● PROVIDED RECORDS:
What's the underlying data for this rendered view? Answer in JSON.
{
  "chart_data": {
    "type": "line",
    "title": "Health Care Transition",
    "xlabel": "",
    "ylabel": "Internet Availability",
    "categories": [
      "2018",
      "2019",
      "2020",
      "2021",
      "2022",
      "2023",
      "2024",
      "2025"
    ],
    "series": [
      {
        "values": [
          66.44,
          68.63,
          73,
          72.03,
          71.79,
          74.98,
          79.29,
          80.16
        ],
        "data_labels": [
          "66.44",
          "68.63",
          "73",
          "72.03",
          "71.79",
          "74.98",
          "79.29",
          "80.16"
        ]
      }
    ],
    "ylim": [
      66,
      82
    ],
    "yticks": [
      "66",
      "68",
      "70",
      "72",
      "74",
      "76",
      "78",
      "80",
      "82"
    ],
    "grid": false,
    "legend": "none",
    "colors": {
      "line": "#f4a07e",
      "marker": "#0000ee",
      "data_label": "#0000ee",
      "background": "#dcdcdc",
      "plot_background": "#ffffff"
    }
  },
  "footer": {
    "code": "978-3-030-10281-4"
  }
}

● TASK TO COMPLETE: Output each record precisely as given.

● SOLUTION FOR THIS TASK:
What's the underlying data for this rendered view? Answer in JSON.
{
  "chart_data": {
    "type": "line",
    "title": "Health Care Transition",
    "xlabel": "",
    "ylabel": "Internet Availability",
    "categories": [
      "2018",
      "2019",
      "2020",
      "2021",
      "2022",
      "2023",
      "2024",
      "2025"
    ],
    "series": [
      {
        "values": [
          66.44,
          68.63,
          73,
          72.03,
          71.79,
          74.98,
          79.29,
          80.16
        ],
        "data_labels": [
          "66.44",
          "68.63",
          "73",
          "72.03",
          "71.79",
          "74.98",
          "79.29",
          "80.16"
        ]
      }
    ],
    "ylim": [
      66,
      82
    ],
    "yticks": [
      "66",
      "68",
      "70",
      "72",
      "74",
      "76",
      "78",
      "80",
      "82"
    ],
    "grid": false,
    "legend": "none",
    "colors": {
      "line": "#f4a07e",
      "marker": "#0000ee",
      "data_label": "#0000ee",
      "background": "#dcdcdc",
      "plot_background": "#ffffff"
    }
  },
  "footer": {
    "code": "978-3-030-10281-4"
  }
}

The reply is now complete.